[Dataset items]
↓↓↓
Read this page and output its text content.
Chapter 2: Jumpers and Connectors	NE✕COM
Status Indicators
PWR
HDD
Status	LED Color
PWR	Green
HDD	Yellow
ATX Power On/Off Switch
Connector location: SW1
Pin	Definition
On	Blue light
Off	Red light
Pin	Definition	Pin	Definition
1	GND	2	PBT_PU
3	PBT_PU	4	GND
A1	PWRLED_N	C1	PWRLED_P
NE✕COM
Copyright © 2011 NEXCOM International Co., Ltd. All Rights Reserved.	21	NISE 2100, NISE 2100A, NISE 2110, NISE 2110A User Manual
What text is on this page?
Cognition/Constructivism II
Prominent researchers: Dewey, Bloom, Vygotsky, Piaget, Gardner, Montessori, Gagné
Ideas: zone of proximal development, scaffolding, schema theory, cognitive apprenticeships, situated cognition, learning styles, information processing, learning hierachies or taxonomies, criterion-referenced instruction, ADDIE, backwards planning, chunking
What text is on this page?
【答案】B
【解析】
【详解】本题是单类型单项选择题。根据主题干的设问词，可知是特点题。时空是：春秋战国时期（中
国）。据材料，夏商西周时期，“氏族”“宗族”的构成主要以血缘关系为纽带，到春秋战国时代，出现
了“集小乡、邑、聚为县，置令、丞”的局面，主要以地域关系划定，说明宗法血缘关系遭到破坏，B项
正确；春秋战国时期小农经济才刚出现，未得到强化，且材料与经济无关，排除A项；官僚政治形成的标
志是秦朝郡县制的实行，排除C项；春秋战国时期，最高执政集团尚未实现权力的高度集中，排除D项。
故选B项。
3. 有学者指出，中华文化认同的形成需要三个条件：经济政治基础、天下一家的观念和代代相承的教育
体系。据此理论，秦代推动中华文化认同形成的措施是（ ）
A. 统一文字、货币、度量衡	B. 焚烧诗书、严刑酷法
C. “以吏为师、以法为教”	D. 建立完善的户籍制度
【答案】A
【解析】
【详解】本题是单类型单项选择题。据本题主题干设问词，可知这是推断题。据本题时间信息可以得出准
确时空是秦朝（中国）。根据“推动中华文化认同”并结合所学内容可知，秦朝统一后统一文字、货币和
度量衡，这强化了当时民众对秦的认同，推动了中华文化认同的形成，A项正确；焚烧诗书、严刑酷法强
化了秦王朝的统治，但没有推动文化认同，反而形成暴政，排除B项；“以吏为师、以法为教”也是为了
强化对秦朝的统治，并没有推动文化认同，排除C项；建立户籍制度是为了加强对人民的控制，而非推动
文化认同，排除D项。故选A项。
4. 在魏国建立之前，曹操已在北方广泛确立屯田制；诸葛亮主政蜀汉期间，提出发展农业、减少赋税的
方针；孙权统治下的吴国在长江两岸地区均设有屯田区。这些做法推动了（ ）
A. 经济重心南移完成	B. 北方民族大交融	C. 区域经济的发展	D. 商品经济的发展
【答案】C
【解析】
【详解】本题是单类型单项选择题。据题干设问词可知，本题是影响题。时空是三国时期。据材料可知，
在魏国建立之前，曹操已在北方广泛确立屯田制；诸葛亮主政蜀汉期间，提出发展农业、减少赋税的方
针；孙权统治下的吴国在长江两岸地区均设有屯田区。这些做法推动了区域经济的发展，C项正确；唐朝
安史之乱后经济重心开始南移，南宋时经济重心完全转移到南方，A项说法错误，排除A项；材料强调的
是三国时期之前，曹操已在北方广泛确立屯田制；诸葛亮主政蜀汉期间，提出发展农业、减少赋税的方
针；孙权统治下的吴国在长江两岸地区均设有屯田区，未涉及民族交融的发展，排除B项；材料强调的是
↑↑↑
* **Exercise prompt**
Please repeat the listing exactly, with nothing left out.

* **The result**
Read this page and output its text content.
Chapter 2: Jumpers and Connectors	NE✕COM
Status Indicators
PWR
HDD
Status	LED Color
PWR	Green
HDD	Yellow
ATX Power On/Off Switch
Connector location: SW1
Pin	Definition
On	Blue light
Off	Red light
Pin	Definition	Pin	Definition
1	GND	2	PBT_PU
3	PBT_PU	4	GND
A1	PWRLED_N	C1	PWRLED_P
NE✕COM
Copyright © 2011 NEXCOM International Co., Ltd. All Rights Reserved.	21	NISE 2100, NISE 2100A, NISE 2110, NISE 2110A User Manual
What text is on this page?
Cognition/Constructivism II
Prominent researchers: Dewey, Bloom, Vygotsky, Piaget, Gardner, Montessori, Gagné
Ideas: zone of proximal development, scaffolding, schema theory, cognitive apprenticeships, situated cognition, learning styles, information processing, learning hierachies or taxonomies, criterion-referenced instruction, ADDIE, backwards planning, chunking
What text is on this page?
【答案】B
【解析】
【详解】本题是单类型单项选择题。根据主题干的设问词，可知是特点题。时空是：春秋战国时期（中
国）。据材料，夏商西周时期，“氏族”“宗族”的构成主要以血缘关系为纽带，到春秋战国时代，出现
了“集小乡、邑、聚为县，置令、丞”的局面，主要以地域关系划定，说明宗法血缘关系遭到破坏，B项
正确；春秋战国时期小农经济才刚出现，未得到强化，且材料与经济无关，排除A项；官僚政治形成的标
志是秦朝郡县制的实行，排除C项；春秋战国时期，最高执政集团尚未实现权力的高度集中，排除D项。
故选B项。
3. 有学者指出，中华文化认同的形成需要三个条件：经济政治基础、天下一家的观念和代代相承的教育
体系。据此理论，秦代推动中华文化认同形成的措施是（ ）
A. 统一文字、货币、度量衡	B. 焚烧诗书、严刑酷法
C. “以吏为师、以法为教”	D. 建立完善的户籍制度
【答案】A
【解析】
【详解】本题是单类型单项选择题。据本题主题干设问词，可知这是推断题。据本题时间信息可以得出准
确时空是秦朝（中国）。根据“推动中华文化认同”并结合所学内容可知，秦朝统一后统一文字、货币和
度量衡，这强化了当时民众对秦的认同，推动了中华文化认同的形成，A项正确；焚烧诗书、严刑酷法强
化了秦王朝的统治，但没有推动文化认同，反而形成暴政，排除B项；“以吏为师、以法为教”也是为了
强化对秦朝的统治，并没有推动文化认同，排除C项；建立户籍制度是为了加强对人民的控制，而非推动
文化认同，排除D项。故选A项。
4. 在魏国建立之前，曹操已在北方广泛确立屯田制；诸葛亮主政蜀汉期间，提出发展农业、减少赋税的
方针；孙权统治下的吴国在长江两岸地区均设有屯田区。这些做法推动了（ ）
A. 经济重心南移完成	B. 北方民族大交融	C. 区域经济的发展	D. 商品经济的发展
【答案】C
【解析】
【详解】本题是单类型单项选择题。据题干设问词可知，本题是影响题。时空是三国时期。据材料可知，
在魏国建立之前，曹操已在北方广泛确立屯田制；诸葛亮主政蜀汉期间，提出发展农业、减少赋税的方
针；孙权统治下的吴国在长江两岸地区均设有屯田区。这些做法推动了区域经济的发展，C项正确；唐朝
安史之乱后经济重心开始南移，南宋时经济重心完全转移到南方，A项说法错误，排除A项；材料强调的
是三国时期之前，曹操已在北方广泛确立屯田制；诸葛亮主政蜀汉期间，提出发展农业、减少赋税的方
针；孙权统治下的吴国在长江两岸地区均设有屯田区，未涉及民族交融的发展，排除B项；材料强调的是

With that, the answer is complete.